__Supplied material__.
_ _ _ _ _

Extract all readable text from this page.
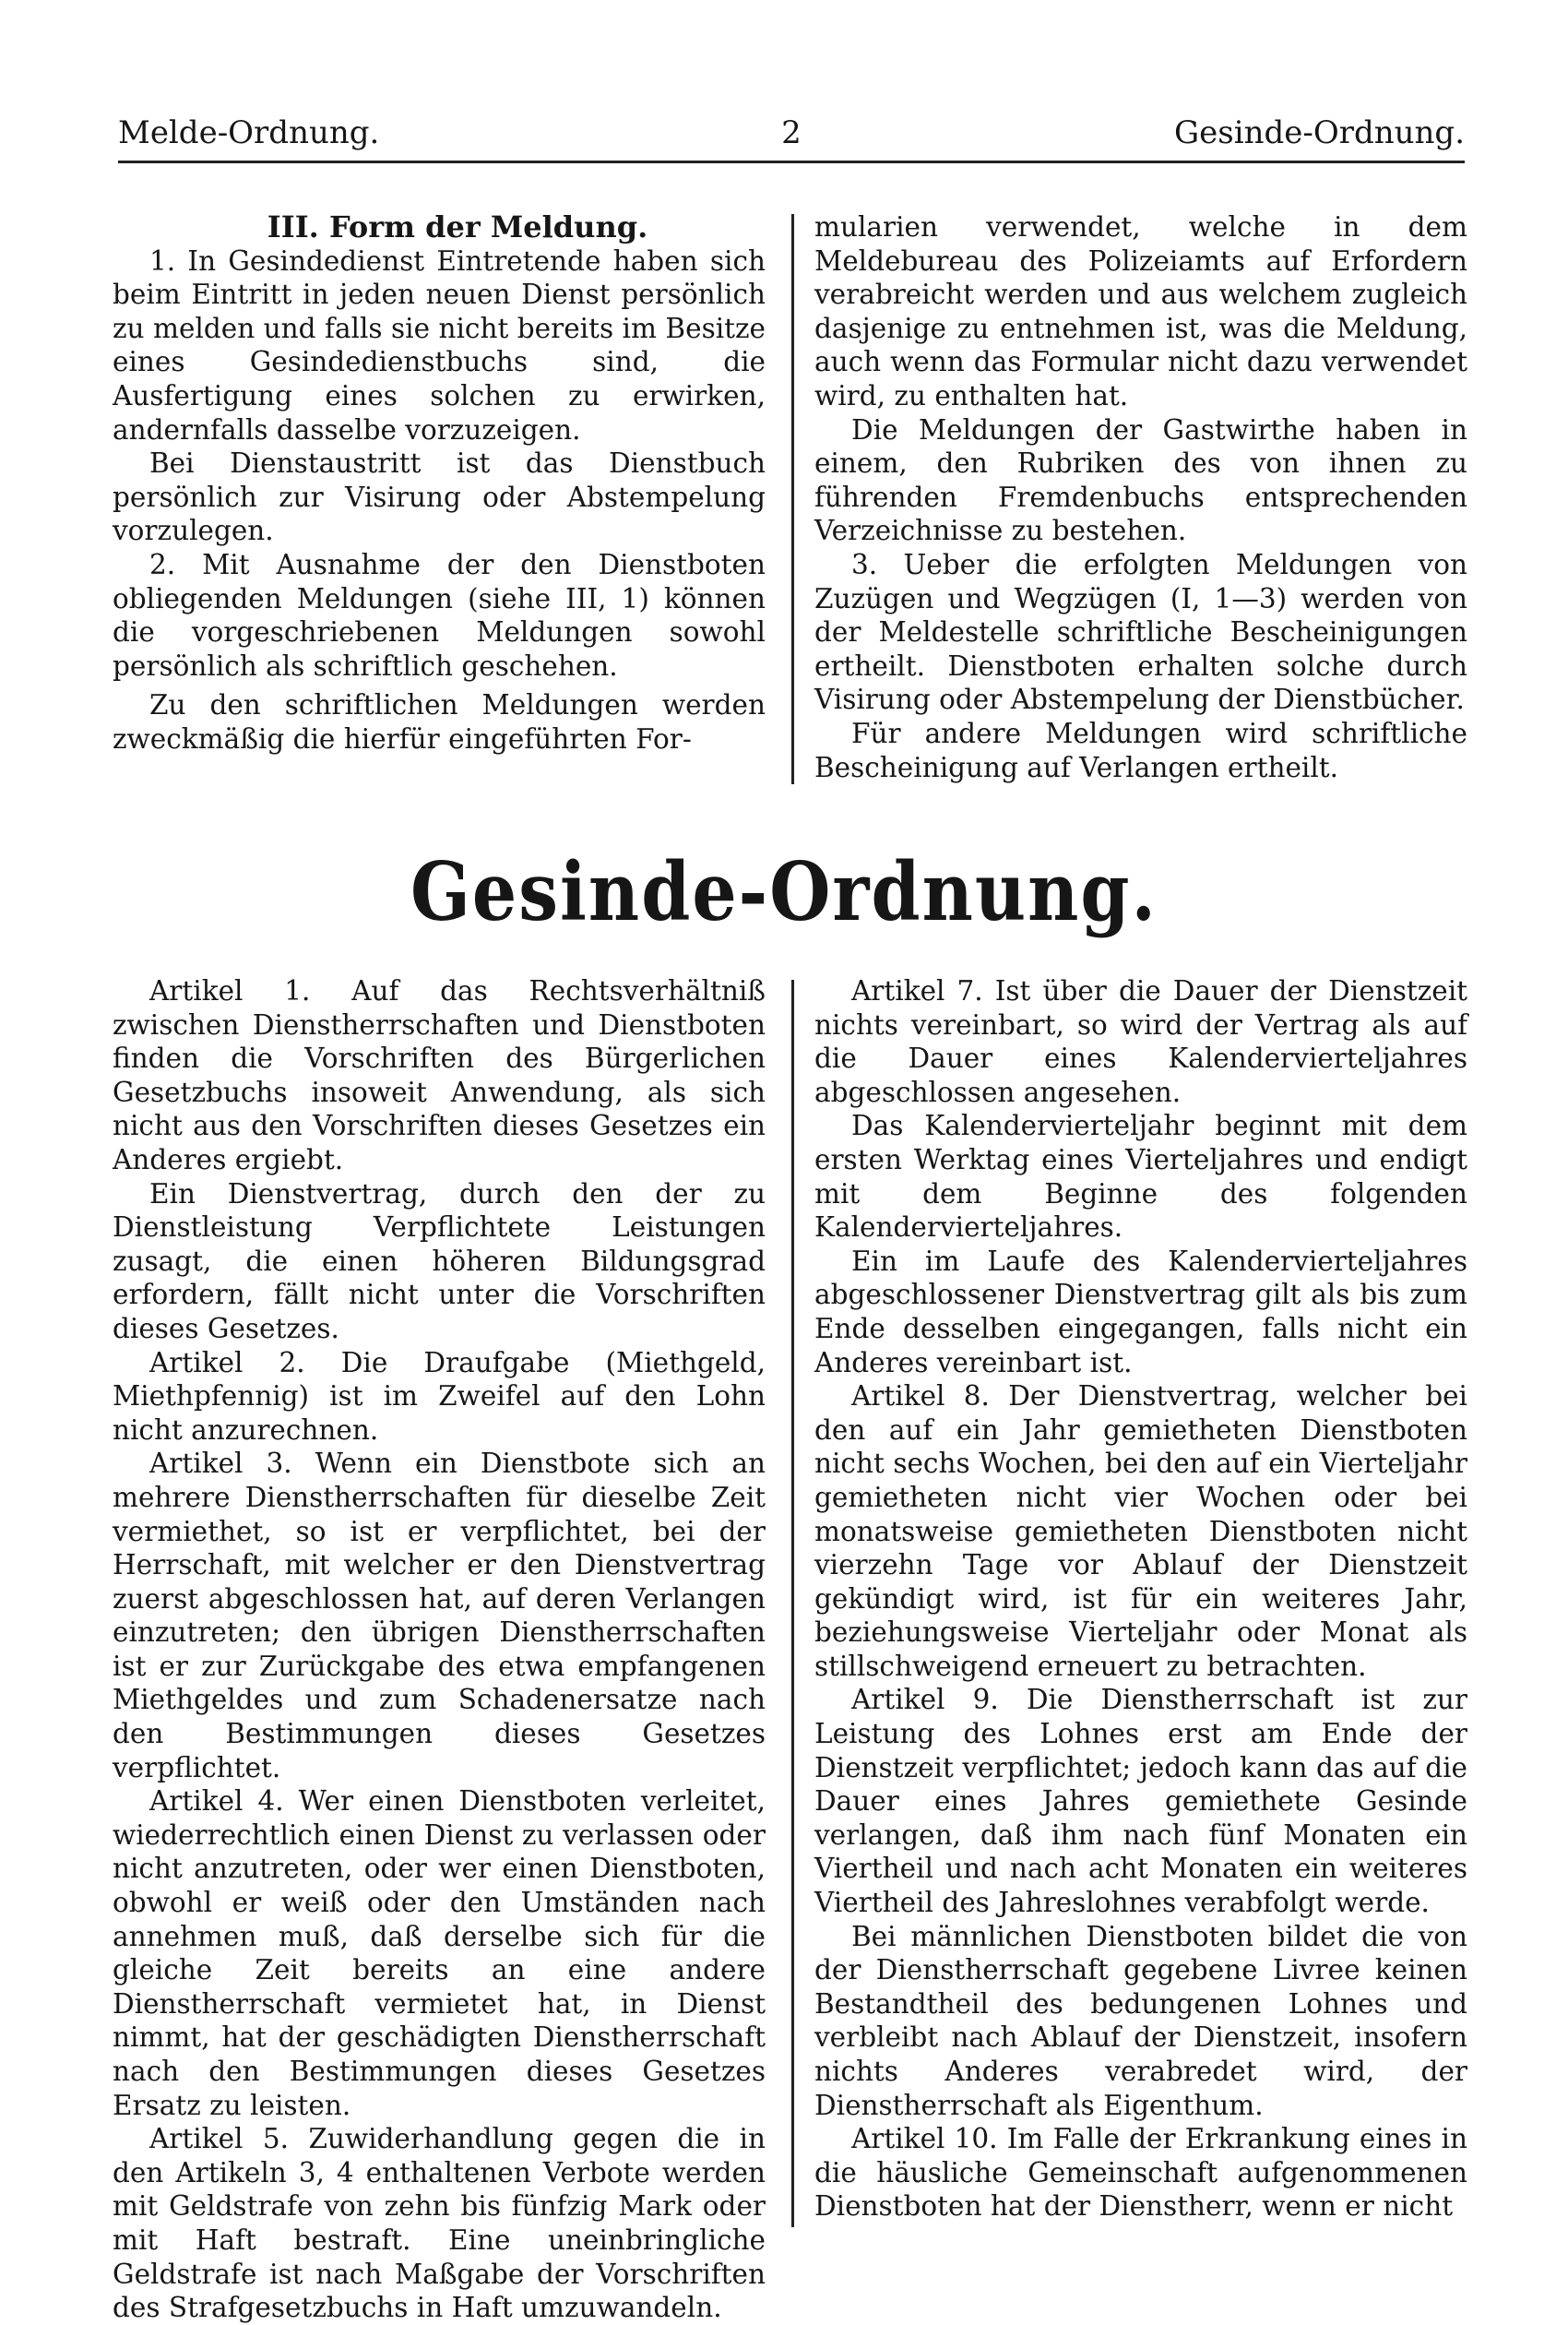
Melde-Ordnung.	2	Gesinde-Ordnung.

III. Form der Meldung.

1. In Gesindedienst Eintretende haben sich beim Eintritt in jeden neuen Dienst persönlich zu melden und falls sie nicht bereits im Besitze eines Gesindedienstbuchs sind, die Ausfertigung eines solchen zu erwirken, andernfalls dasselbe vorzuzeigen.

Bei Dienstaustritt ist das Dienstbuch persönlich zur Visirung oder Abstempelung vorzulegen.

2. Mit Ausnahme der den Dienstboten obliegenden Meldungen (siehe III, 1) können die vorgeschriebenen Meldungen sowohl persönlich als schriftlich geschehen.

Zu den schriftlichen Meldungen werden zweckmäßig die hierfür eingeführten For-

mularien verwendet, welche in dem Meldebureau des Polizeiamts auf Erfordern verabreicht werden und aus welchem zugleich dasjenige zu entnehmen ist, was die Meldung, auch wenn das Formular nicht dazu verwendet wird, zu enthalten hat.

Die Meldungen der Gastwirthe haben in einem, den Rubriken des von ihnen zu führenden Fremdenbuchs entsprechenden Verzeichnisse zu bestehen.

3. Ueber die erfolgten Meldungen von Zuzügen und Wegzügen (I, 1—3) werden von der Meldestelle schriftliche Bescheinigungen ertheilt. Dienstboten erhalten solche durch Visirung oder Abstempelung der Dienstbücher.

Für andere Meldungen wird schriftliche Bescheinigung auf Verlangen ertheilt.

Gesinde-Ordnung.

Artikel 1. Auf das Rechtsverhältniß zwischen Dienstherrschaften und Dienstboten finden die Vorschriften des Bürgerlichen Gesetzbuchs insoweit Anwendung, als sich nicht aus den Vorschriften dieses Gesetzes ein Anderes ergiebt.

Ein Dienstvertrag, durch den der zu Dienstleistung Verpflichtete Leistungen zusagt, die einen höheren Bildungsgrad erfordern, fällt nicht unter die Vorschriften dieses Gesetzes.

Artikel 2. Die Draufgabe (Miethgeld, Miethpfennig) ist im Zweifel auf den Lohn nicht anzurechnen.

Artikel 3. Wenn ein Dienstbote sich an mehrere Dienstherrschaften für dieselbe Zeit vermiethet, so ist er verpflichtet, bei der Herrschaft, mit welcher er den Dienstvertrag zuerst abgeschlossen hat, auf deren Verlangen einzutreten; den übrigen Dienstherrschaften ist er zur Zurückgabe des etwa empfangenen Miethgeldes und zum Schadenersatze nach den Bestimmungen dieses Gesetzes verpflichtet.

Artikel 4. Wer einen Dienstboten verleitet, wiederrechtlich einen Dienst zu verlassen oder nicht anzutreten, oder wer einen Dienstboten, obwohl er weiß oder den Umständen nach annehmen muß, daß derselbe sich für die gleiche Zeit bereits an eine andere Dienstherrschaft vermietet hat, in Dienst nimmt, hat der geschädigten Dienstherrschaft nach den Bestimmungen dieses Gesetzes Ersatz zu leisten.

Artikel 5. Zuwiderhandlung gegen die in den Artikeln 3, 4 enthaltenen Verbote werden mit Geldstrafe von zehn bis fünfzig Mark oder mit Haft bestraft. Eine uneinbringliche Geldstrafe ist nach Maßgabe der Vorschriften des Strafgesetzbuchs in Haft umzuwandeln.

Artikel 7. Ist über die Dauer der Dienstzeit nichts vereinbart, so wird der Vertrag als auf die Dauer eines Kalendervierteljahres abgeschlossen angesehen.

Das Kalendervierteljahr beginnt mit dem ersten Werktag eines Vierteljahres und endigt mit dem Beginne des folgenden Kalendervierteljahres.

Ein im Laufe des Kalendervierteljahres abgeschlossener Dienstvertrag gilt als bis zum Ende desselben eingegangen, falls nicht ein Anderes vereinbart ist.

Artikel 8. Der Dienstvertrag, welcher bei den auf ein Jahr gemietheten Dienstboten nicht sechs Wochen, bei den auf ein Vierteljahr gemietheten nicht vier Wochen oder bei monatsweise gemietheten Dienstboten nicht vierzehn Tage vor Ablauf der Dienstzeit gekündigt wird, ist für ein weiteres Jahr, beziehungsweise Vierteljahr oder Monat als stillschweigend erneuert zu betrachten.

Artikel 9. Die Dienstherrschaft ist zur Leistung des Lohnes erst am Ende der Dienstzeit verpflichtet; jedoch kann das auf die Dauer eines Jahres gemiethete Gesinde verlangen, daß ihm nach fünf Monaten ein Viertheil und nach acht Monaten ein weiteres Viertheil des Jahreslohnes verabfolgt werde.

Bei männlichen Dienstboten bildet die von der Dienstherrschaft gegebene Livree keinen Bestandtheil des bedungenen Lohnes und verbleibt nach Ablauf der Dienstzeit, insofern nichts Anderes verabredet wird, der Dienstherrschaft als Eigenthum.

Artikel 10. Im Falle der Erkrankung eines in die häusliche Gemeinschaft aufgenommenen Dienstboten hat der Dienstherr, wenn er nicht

_ _ _ _ _

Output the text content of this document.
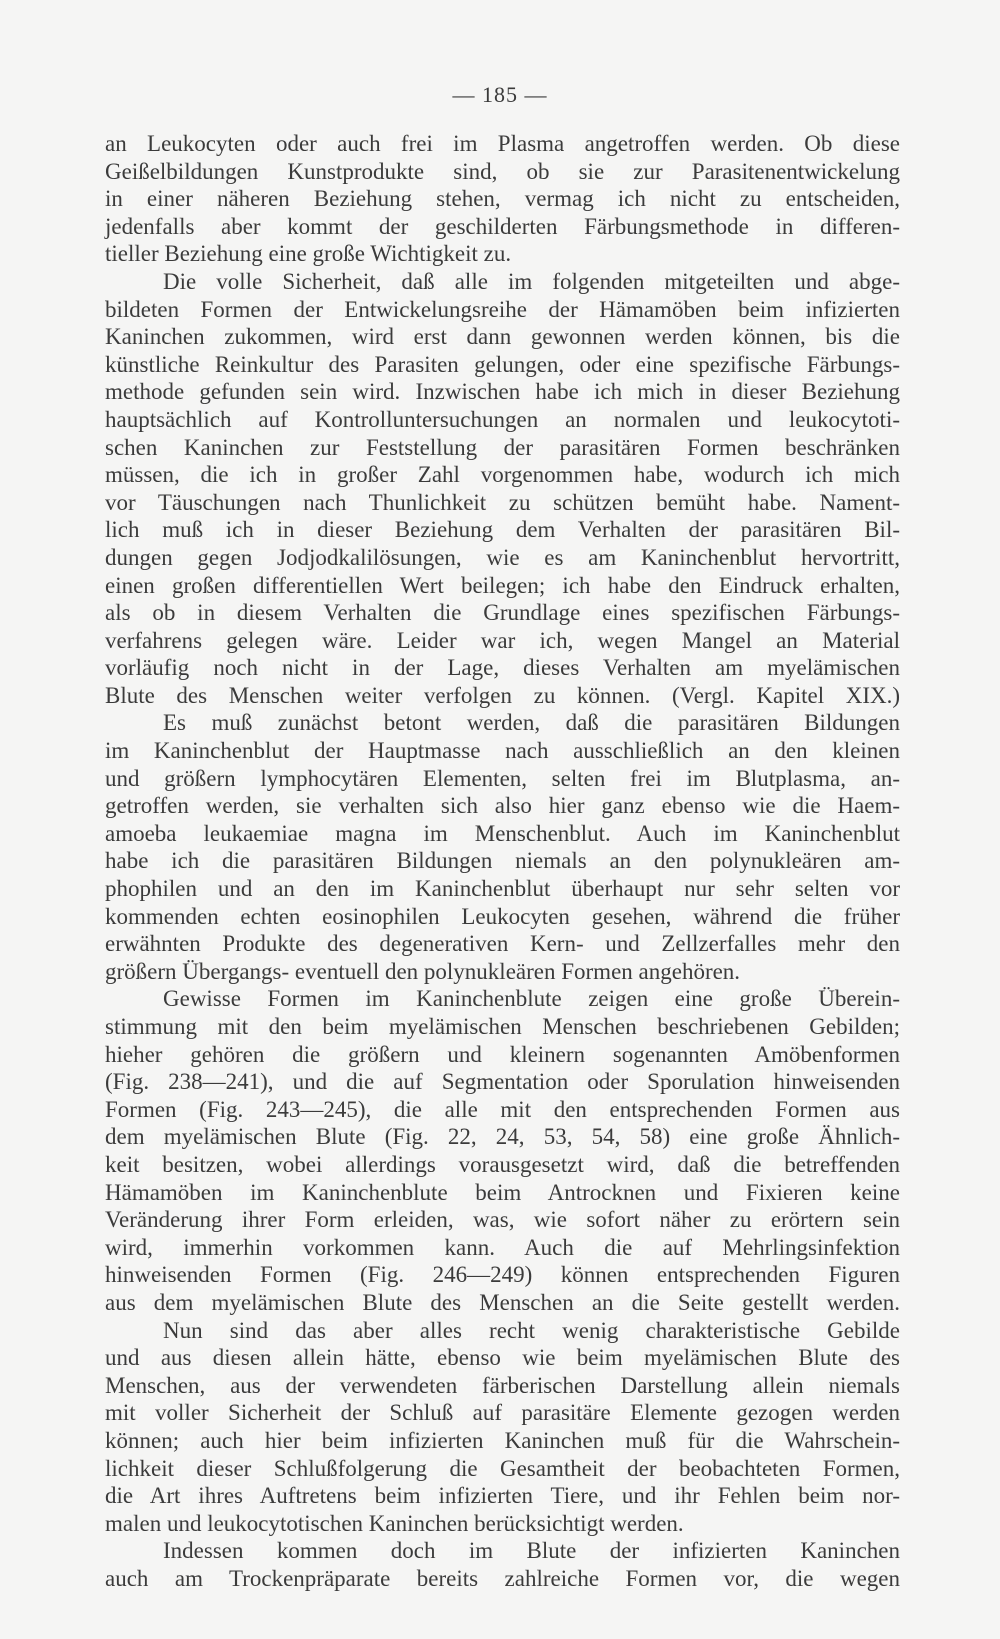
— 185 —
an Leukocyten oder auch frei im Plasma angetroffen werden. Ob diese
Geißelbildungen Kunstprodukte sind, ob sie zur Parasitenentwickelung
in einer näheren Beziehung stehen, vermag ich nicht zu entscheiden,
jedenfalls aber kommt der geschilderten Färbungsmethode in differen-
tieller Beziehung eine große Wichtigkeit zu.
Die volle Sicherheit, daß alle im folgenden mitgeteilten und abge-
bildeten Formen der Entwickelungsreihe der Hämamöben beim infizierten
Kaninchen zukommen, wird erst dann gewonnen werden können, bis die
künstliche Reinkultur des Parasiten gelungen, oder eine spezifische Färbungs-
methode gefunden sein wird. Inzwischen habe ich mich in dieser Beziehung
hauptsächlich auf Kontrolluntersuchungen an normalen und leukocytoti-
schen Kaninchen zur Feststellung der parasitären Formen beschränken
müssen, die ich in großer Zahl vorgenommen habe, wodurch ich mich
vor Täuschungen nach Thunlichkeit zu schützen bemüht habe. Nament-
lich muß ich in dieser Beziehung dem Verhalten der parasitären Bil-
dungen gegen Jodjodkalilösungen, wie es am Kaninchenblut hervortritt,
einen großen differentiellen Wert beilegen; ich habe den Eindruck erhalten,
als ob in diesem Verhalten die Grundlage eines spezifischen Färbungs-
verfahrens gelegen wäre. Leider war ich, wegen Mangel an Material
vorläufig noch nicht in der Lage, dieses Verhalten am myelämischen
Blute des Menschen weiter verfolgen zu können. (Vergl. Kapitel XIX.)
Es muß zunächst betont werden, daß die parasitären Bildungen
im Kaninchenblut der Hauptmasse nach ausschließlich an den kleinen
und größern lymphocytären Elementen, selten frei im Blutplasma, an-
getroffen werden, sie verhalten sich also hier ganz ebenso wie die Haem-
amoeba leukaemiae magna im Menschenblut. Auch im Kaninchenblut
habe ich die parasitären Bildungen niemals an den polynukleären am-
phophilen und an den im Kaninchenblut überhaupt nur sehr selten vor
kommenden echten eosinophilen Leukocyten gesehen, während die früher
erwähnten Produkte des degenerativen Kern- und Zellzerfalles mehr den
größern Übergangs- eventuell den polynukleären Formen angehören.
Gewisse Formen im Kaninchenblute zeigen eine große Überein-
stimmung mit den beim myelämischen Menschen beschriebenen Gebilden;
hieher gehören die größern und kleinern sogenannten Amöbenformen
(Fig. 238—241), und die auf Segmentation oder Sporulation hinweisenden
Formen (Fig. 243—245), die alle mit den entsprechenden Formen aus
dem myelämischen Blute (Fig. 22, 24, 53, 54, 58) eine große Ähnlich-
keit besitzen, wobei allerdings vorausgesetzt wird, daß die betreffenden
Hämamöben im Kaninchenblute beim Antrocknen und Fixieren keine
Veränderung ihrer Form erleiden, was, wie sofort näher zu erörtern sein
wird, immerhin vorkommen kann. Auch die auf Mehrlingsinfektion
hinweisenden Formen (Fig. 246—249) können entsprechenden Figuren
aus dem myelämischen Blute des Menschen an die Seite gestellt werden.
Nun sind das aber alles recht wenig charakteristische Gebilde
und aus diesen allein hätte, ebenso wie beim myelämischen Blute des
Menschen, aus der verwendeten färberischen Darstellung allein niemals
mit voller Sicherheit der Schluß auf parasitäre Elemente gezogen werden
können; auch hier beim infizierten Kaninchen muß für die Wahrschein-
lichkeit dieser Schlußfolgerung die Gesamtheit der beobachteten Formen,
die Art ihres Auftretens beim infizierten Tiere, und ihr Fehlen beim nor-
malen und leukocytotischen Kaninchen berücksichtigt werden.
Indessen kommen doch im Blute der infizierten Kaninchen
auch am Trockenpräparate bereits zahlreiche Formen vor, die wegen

_ _ _ _ _

__About this task__.
Return every line of the material in which the word "polynukleären" is found.

__Response to this task__.
habe ich die parasitären Bildungen niemals an den polynukleären am-
größern Übergangs- eventuell den polynukleären Formen angehören.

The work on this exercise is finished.